Most people expect to have done with volcanoes and their products when they climb up out of the Campagna Felice on to the hillsides of Castellammare. Yet we heard of lava soil at Vico; and here are the lava cliff, the lava sand, and the abounding vegetation just as lush as if Vesuvius, or some other like him, were close behind the hilltop. Was I not told that the peninsula is built of limestone, showing no trace of fire, shaped and chiselled as it stands to-day before the earth's crust broke at any spot in all Campania, or fire burst forth from any fissure? It is limestone too! What other rock could so ridge its precipices, or give so vivid a freshness to the green pastures on its slopes? Whence, then, came the lava?

Well, that is in some degree a mystery. Swinburne, to whose travels I have referred already, thought he had solved it, and declared that the Isles of the Sirens, commonly known as "I Galli," for reasons which we shall come to in good time,—he declared these islands to be nothing but the relics of a crater. The rocks were visited so seldom a century ago that no one could contradict him at the moment. But in Naples a geologist lay waiting disdainfully to demolish him. It was no other than Scipione Breislak, a formidable man of science, and an authority even now, which is something more than can be said of Swinburne. Breislak got a boat and went himself to the Galli to see what nonsense it was that the Englishman had been talking. Alas! he found no trace of fires or crater! Thus one more nail was driven into the coffin of English scholarship, and since that day no one has even guessed where the lava came from.

_Set problem 1_:
Quote every sentence in the passage about the lava near Castellammare that ends with a question mark.

_Data lines_:
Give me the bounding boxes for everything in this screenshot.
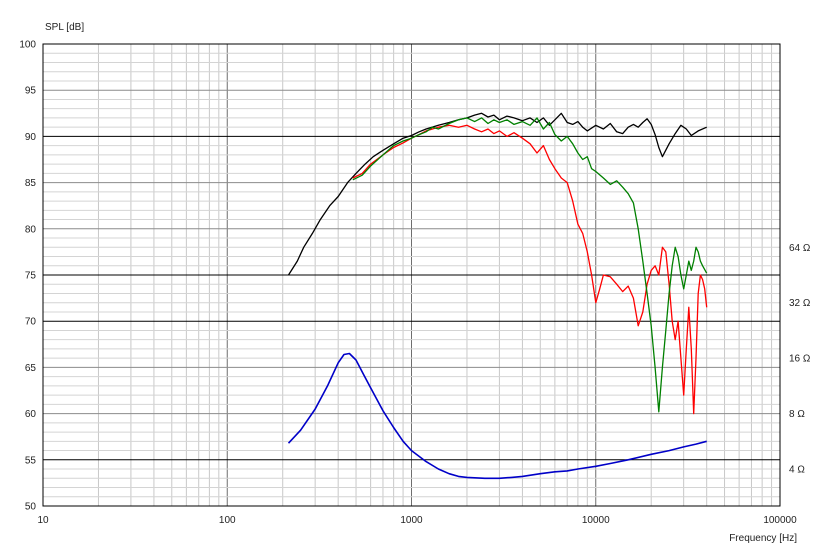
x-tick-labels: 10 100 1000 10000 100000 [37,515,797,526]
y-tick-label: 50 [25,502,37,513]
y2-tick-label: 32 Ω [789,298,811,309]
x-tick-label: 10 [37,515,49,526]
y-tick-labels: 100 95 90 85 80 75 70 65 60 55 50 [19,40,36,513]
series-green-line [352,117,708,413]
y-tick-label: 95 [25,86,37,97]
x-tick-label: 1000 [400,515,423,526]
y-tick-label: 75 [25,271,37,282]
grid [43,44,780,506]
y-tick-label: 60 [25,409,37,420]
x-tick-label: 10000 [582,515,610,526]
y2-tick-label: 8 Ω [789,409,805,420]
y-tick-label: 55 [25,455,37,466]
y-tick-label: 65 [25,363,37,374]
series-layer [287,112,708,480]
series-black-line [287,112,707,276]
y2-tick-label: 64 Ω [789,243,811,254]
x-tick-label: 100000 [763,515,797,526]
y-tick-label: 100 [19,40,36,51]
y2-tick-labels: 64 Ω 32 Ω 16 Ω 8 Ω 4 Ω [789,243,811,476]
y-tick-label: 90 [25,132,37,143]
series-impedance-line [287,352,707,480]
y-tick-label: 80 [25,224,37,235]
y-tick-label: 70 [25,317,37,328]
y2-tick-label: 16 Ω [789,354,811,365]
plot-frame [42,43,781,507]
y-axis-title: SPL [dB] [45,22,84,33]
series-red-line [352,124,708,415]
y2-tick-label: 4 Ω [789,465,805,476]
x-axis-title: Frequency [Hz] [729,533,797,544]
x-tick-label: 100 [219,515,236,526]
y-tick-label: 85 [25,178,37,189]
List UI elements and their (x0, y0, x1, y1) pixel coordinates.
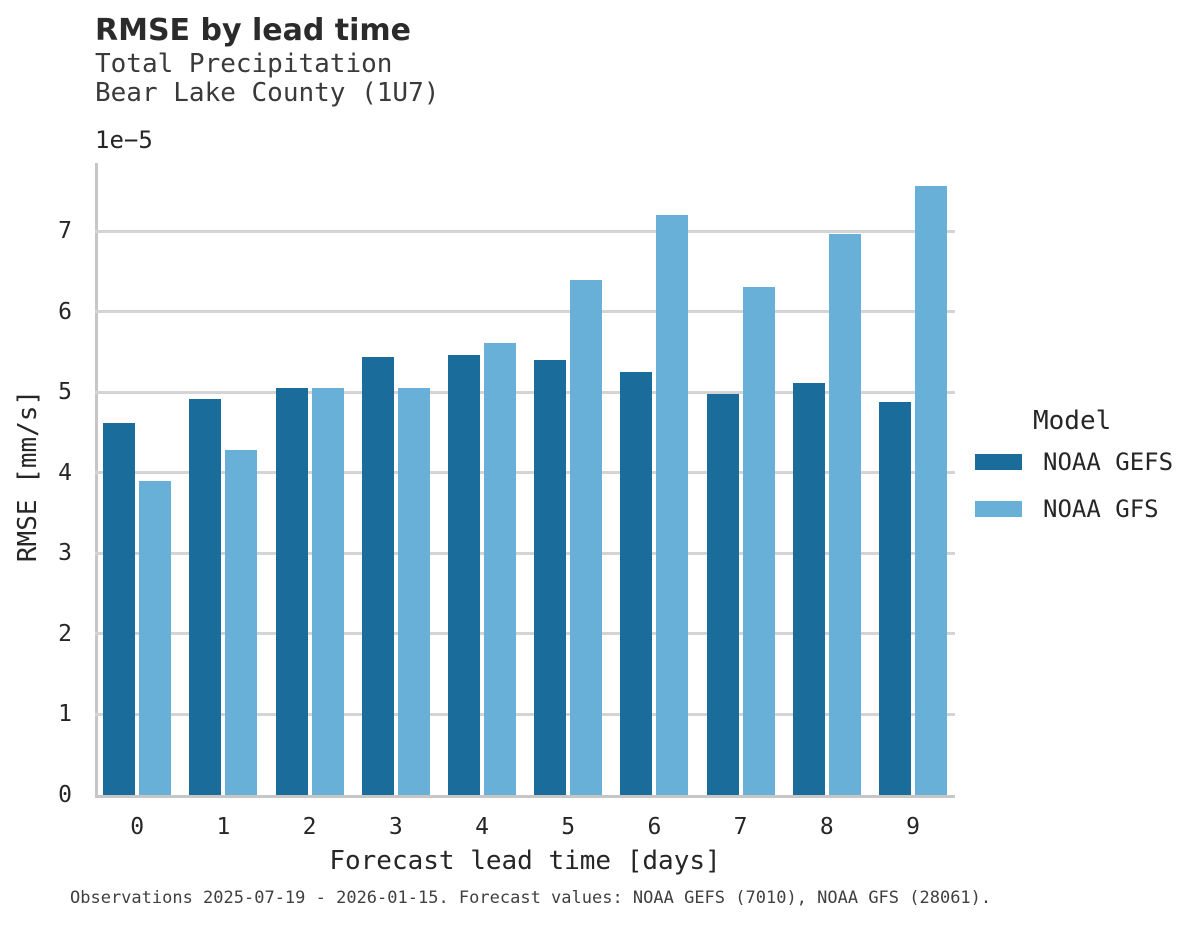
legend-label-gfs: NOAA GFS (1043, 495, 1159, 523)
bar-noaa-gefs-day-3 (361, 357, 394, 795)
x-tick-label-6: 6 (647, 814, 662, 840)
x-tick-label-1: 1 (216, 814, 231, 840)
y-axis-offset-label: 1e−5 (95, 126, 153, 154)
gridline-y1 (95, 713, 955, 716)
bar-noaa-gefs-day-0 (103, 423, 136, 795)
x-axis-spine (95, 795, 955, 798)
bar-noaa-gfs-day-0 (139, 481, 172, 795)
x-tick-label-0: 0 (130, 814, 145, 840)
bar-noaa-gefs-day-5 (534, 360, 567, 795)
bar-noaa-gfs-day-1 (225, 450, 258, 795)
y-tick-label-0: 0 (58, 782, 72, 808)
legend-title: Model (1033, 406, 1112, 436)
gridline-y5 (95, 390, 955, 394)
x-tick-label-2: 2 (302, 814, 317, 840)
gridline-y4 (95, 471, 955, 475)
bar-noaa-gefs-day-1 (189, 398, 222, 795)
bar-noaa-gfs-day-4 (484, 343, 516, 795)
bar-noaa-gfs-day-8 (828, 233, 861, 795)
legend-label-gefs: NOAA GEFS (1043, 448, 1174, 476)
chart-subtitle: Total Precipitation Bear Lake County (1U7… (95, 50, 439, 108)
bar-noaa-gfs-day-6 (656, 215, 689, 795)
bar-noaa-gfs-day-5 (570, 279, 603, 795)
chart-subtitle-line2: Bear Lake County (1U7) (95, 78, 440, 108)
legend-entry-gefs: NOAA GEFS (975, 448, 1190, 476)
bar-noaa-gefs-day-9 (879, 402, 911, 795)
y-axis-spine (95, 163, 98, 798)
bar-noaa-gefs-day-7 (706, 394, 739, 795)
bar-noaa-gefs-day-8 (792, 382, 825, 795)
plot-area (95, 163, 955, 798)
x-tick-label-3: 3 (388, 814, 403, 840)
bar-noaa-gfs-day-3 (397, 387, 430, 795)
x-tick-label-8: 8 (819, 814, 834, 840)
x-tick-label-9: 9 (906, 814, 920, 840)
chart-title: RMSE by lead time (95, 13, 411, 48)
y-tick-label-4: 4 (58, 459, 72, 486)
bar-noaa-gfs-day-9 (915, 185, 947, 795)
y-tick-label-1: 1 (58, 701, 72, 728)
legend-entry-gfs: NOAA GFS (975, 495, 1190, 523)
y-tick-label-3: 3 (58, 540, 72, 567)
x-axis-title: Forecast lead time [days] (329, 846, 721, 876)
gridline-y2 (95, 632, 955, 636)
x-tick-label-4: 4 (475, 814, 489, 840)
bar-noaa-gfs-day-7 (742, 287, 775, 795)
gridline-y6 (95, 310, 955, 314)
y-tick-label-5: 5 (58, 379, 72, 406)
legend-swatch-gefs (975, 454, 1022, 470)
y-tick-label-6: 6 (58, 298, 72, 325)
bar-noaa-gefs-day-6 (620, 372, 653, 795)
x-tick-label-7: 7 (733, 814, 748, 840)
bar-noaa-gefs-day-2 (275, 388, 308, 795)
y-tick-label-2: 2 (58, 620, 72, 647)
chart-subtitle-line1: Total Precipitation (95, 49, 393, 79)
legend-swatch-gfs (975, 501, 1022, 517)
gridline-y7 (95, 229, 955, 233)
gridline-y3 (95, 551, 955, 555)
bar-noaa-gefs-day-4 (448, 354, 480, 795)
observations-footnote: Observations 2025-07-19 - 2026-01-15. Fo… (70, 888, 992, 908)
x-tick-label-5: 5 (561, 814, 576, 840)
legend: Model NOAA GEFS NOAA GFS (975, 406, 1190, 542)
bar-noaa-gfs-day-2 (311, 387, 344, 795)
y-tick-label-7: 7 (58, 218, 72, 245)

* * *

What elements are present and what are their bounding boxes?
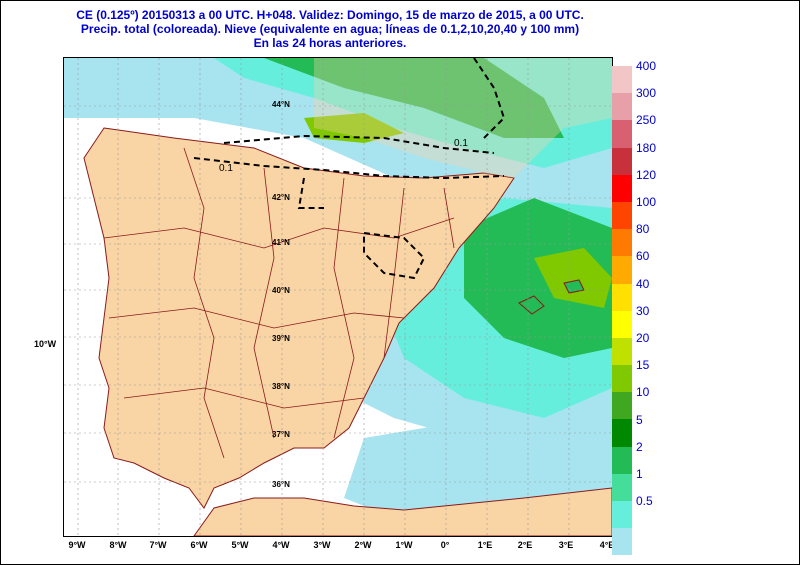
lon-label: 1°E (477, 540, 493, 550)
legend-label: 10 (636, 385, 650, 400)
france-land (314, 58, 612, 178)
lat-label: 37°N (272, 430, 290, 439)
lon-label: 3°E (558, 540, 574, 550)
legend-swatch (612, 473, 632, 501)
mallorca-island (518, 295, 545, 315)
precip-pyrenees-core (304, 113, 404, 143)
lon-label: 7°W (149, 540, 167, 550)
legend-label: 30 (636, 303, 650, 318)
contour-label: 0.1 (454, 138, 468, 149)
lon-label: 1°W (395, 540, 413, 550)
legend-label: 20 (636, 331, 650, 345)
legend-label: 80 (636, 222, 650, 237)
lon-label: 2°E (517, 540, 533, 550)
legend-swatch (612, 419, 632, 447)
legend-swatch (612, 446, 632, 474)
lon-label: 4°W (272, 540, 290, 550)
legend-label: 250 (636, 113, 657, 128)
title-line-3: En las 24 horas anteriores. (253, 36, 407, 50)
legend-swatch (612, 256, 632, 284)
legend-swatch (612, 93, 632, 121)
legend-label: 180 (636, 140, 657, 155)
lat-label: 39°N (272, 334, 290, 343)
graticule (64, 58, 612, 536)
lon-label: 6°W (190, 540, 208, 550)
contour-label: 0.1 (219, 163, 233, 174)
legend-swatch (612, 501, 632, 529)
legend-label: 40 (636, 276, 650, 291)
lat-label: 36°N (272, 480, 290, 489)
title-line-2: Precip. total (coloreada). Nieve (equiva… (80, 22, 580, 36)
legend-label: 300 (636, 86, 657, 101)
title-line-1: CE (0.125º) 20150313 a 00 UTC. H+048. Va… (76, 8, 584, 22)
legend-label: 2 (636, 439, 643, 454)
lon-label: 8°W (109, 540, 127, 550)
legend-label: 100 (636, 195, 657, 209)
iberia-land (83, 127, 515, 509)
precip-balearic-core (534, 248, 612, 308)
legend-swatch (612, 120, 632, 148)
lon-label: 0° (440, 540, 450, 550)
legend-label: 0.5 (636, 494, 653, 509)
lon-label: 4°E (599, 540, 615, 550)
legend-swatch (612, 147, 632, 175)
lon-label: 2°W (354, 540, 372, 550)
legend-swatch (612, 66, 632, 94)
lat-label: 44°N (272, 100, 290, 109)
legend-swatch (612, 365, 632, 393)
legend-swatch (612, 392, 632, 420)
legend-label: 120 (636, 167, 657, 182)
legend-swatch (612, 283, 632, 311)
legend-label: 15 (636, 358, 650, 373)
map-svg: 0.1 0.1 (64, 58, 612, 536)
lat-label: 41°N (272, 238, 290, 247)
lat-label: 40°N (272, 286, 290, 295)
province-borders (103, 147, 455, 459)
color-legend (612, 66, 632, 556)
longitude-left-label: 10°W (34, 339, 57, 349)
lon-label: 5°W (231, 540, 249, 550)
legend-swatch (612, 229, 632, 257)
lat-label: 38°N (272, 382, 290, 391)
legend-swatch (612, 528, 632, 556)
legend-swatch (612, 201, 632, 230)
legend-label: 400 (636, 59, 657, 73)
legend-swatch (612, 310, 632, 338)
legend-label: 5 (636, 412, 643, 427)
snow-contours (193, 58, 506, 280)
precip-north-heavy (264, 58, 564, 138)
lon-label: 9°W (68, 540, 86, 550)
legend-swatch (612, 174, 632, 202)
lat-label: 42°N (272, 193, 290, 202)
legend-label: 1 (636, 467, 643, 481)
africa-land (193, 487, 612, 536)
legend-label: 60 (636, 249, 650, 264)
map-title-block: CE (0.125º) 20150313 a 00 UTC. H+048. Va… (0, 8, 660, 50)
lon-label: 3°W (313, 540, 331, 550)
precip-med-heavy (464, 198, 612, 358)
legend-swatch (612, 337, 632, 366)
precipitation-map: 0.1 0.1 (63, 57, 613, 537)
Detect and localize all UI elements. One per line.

_Set problem 2_:
In the records, copy word for word the stretch from the line containing "legend-label-gfs: NOAA GFS" through the line containing "bar-noaa-gefs-day-1 (189, 398, 222, 795)".

_Task output 1_:
1. Was I not told that the peninsula is built of limestone, showing no trace of fire, shaped and chiselled as it stands to-day before the earth's crust broke at any spot in all Campania, or fire burst forth from any fissure?
2. What other rock could so ridge its precipices, or give so vivid a freshness to the green pastures on its slopes?
3. Whence, then, came the lava?

_Task output 2_:
legend-label-gfs: NOAA GFS (1043, 495, 1159, 523)
bar-noaa-gefs-day-3 (361, 357, 394, 795)
x-tick-label-6: 6 (647, 814, 662, 840)
x-tick-label-1: 1 (216, 814, 231, 840)
y-axis-offset-label: 1e−5 (95, 126, 153, 154)
gridline-y1 (95, 713, 955, 716)
bar-noaa-gefs-day-0 (103, 423, 136, 795)
x-axis-spine (95, 795, 955, 798)
bar-noaa-gfs-day-0 (139, 481, 172, 795)
x-tick-label-0: 0 (130, 814, 145, 840)
bar-noaa-gefs-day-5 (534, 360, 567, 795)
bar-noaa-gfs-day-1 (225, 450, 258, 795)
y-tick-label-0: 0 (58, 782, 72, 808)
legend-title: Model (1033, 406, 1112, 436)
gridline-y5 (95, 390, 955, 394)
x-tick-label-2: 2 (302, 814, 317, 840)
gridline-y4 (95, 471, 955, 475)
bar-noaa-gefs-day-1 (189, 398, 222, 795)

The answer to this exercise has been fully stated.